Exercise text:
::::
It happens. Especially in larger corporations where you may be insulated from what Senior Execs are thinking: you think you’re doing a good job, positioning the company, giving market input into product strategy… and then… BAM! Your company is sold and you and your brilliant ideas may soon find yourselves homeless.
I was inspired to write this post from personal experience, and because of the recent web site banner above that someone brought to my attention. (note: I have nothing personal against anyone at Savvis or CenturyLink). It just struck me as extremely odd that the headline occupying primo space on the web site was about the PRICE of the transaction, and not what it means to CUSTOMERS of Savvis or CenturyLink. As a Product Marketer, that makes me cringe.
Maybe if I’m in Product Marketing or Product Management at Savvis and I have 40,000 options at $15 (last July’s price), then I’m pretty happy. But if I was busy planning my next technology and marketing road map, and I haven’t been through this type of thing before, I may feel a little betrayed or blind-sided.
My advice: get over it.
If there’s anything I’ve learned as to what motivates senior management (including the Board) it’s one thing: money. Whether your company is growing rapidly, or in the dreaded “death spiral” (slow business erosion) – if the right offer comes along, your Execs will take it (or be pressured by the Board). If you’re at a publicly traded company, it’s their duty to do what’s in the best interest of stockholders (including themselves, of course).
“This sucks. But what can I do about this?”
People don’t often realize that – if you’re good at what you do and are in demand – you only have negotiating leverage before accepting a job. But if it’s a plausible scenario that your company get acquired, you need to protect yourself by negotiating the following, since most top employees leave within a year after the acquisition:
- Ask for the max stock options up front – sometimes your hiring manager’s hands are tied, but sometimes there’s some wiggle room. Get the best deal you can.
::::
Your tasks:
• A. How would you put this sentence from the post about company acquisitions into Spanish: "If you’re at a publicly traded company, it’s their duty to do what’s in the best interest of stockholders (including themselves, of course)."?
• B. Could you carry the post about company acquisitions forward from its final bullet, writing the next part that follows it?

Supplied records:
::::
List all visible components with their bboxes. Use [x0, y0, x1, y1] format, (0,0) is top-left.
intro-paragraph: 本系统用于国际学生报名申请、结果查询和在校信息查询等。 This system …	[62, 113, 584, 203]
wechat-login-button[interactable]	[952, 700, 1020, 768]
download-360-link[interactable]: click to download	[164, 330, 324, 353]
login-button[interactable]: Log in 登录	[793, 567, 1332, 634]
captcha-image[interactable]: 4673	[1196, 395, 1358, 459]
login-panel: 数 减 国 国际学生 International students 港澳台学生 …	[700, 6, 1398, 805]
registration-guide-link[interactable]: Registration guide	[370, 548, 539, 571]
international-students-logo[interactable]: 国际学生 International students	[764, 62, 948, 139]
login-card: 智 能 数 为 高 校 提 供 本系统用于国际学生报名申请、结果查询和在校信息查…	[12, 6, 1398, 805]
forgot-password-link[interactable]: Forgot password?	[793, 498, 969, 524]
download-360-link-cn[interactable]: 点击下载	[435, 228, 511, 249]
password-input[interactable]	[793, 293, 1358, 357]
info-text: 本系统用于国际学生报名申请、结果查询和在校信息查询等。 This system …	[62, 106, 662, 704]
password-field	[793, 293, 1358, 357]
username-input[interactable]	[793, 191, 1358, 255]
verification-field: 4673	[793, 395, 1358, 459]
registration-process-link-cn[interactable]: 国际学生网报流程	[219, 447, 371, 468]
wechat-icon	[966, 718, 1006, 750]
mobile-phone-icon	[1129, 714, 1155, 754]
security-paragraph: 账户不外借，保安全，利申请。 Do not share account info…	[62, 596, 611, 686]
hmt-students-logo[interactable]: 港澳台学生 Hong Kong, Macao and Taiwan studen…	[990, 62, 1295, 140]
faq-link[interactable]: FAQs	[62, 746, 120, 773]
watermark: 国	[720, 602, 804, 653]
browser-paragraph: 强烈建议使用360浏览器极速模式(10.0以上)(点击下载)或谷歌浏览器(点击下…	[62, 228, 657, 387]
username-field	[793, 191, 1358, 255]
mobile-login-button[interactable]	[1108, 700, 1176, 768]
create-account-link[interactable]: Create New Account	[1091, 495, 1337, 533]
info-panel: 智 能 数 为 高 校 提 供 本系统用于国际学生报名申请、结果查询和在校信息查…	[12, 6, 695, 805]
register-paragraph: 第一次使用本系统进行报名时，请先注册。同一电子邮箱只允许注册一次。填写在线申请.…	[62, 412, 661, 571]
::::
Exercise responses:
• A. Si estás en una empresa que cotiza en bolsa, es su deber hacer lo que más convenga a los accionistas (incluidos ellos mismos, por supuesto).

• B.
- Ask about acceleration clauses – stock option agreements sometimes have “acceleration clauses” that immediately vest 25 to 50 percent of your options in case of acquisition. If they don’t have this, ask why not?
- Ask about employment contingencies in case of acquisition – unless you are in R&D or a top sales person, you are probably expendable to the new company. Not fair, but it’s reality. Ask to see if the employment agreement you sign can have a clause that promises you employment for 6 to 12 months (or a similar severance package) in case of acquisition. Many companies don’t like this because it makes the company harder to sell, but hey, you have to look out for yourself.
- Read non-compete clauses closely – in your employment contract. If you lose your job in an acquisition, an obvious place to go is the competition – and companies know that. So there’s often a clause that says you can’t work for anyone the company considers competition for a year or more after you leave. This is hard to enforce in some states, but you should be aware of this and use it as leverage to get a contingency clause.
You’re probably stuck with whatever agreements you have now with your company, but for future reference take heed of the advice above. Some Senior Management teams actually do look out for their employees in case of acquisition.
But don’t count on it.
Note: Special thanks for this advice from my buddy Todd H. who has done very well for himself as CFO in several successful ventures, and for my old boss Brian M. who actually did look out for me. Go Caps!